REQUIRED TASK: With the pictures omitted, write out the entries that follow exactly as they stand.

DATA FOR PROCESSING:
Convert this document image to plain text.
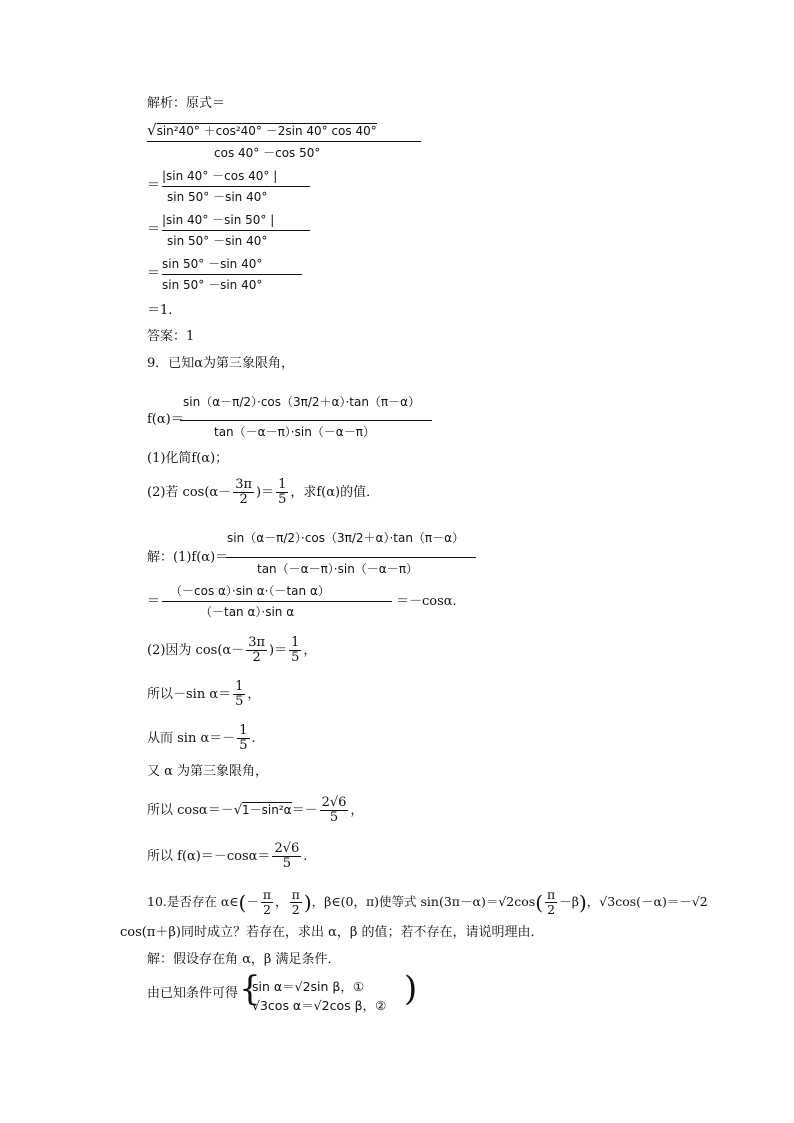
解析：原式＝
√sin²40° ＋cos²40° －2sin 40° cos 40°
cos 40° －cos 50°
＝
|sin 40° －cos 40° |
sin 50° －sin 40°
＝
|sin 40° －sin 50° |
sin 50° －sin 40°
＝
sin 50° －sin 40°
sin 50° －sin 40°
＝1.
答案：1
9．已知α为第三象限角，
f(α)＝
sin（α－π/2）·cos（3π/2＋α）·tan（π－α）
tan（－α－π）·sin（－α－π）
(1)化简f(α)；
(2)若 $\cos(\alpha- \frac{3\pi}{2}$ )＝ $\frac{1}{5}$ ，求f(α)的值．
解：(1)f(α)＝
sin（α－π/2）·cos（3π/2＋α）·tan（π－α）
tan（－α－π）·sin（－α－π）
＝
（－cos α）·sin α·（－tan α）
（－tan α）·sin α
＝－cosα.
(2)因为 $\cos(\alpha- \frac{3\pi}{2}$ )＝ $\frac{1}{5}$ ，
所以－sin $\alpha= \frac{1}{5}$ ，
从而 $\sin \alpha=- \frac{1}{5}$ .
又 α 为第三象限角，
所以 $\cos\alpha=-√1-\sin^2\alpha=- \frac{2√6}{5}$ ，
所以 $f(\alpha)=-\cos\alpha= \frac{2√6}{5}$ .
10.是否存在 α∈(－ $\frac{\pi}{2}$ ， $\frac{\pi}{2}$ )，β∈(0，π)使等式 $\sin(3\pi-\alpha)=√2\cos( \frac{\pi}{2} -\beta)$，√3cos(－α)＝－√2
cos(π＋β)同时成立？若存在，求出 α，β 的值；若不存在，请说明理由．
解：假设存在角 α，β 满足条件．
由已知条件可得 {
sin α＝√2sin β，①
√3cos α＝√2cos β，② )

PROBLEM SOLUTION:
Convert this document image to plain text.
解析：原式＝
√sin²40° ＋cos²40° －2sin 40° cos 40°
cos 40° －cos 50°
＝
|sin 40° －cos 40° |
sin 50° －sin 40°
＝
|sin 40° －sin 50° |
sin 50° －sin 40°
＝
sin 50° －sin 40°
sin 50° －sin 40°
＝1.
答案：1
9．已知α为第三象限角，
f(α)＝
sin（α－π/2）·cos（3π/2＋α）·tan（π－α）
tan（－α－π）·sin（－α－π）
(1)化简f(α)；
(2)若 $\cos(\alpha- \frac{3\pi}{2}$ )＝ $\frac{1}{5}$ ，求f(α)的值．
解：(1)f(α)＝
sin（α－π/2）·cos（3π/2＋α）·tan（π－α）
tan（－α－π）·sin（－α－π）
＝
（－cos α）·sin α·（－tan α）
（－tan α）·sin α
＝－cosα.
(2)因为 $\cos(\alpha- \frac{3\pi}{2}$ )＝ $\frac{1}{5}$ ，
所以－sin $\alpha= \frac{1}{5}$ ，
从而 $\sin \alpha=- \frac{1}{5}$ .
又 α 为第三象限角，
所以 $\cos\alpha=-√1-\sin^2\alpha=- \frac{2√6}{5}$ ，
所以 $f(\alpha)=-\cos\alpha= \frac{2√6}{5}$ .
10.是否存在 α∈(－ $\frac{\pi}{2}$ ， $\frac{\pi}{2}$ )，β∈(0，π)使等式 $\sin(3\pi-\alpha)=√2\cos( \frac{\pi}{2} -\beta)$，√3cos(－α)＝－√2
cos(π＋β)同时成立？若存在，求出 α，β 的值；若不存在，请说明理由．
解：假设存在角 α，β 满足条件．
由已知条件可得 {
sin α＝√2sin β，①
√3cos α＝√2cos β，② )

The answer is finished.